:: WHAT YOU NEED TO DO ::
For every entry below, give it back exactly and leave out any image.

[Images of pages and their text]
######
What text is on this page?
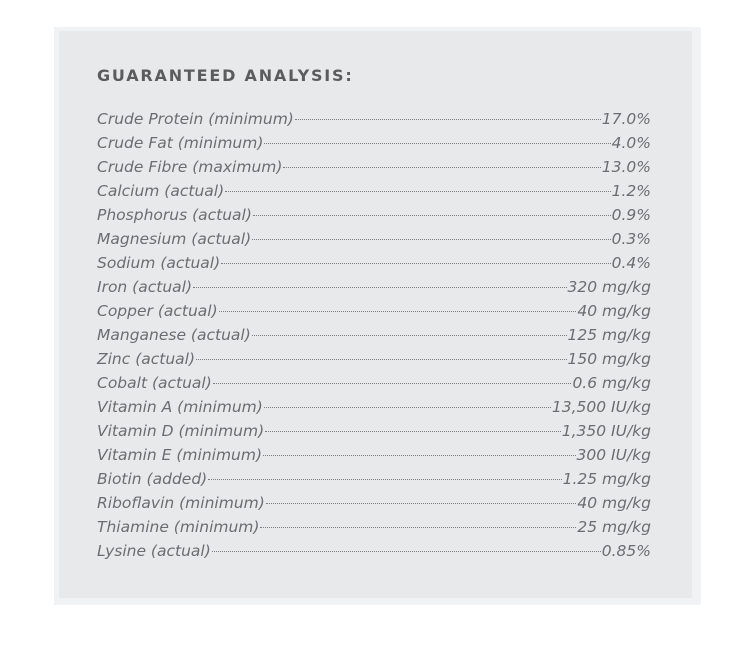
GUARANTEED ANALYSIS:
Crude Protein (minimum)	17.0%
Crude Fat (minimum)	4.0%
Crude Fibre (maximum)	13.0%
Calcium (actual)	1.2%
Phosphorus (actual)	0.9%
Magnesium (actual)	0.3%
Sodium (actual)	0.4%
Iron (actual)	320 mg/kg
Copper (actual)	40 mg/kg
Manganese (actual)	125 mg/kg
Zinc (actual)	150 mg/kg
Cobalt (actual)	0.6 mg/kg
Vitamin A (minimum)	13,500 IU/kg
Vitamin D (minimum)	1,350 IU/kg
Vitamin E (minimum)	300 IU/kg
Biotin (added)	1.25 mg/kg
Riboflavin (minimum)	40 mg/kg
Thiamine (minimum)	25 mg/kg
Lysine (actual)	0.85%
######
:: WRITTEN SOLUTION ::
What text is on this page?
GUARANTEED ANALYSIS:
Crude Protein (minimum)	17.0%
Crude Fat (minimum)	4.0%
Crude Fibre (maximum)	13.0%
Calcium (actual)	1.2%
Phosphorus (actual)	0.9%
Magnesium (actual)	0.3%
Sodium (actual)	0.4%
Iron (actual)	320 mg/kg
Copper (actual)	40 mg/kg
Manganese (actual)	125 mg/kg
Zinc (actual)	150 mg/kg
Cobalt (actual)	0.6 mg/kg
Vitamin A (minimum)	13,500 IU/kg
Vitamin D (minimum)	1,350 IU/kg
Vitamin E (minimum)	300 IU/kg
Biotin (added)	1.25 mg/kg
Riboflavin (minimum)	40 mg/kg
Thiamine (minimum)	25 mg/kg
Lysine (actual)	0.85%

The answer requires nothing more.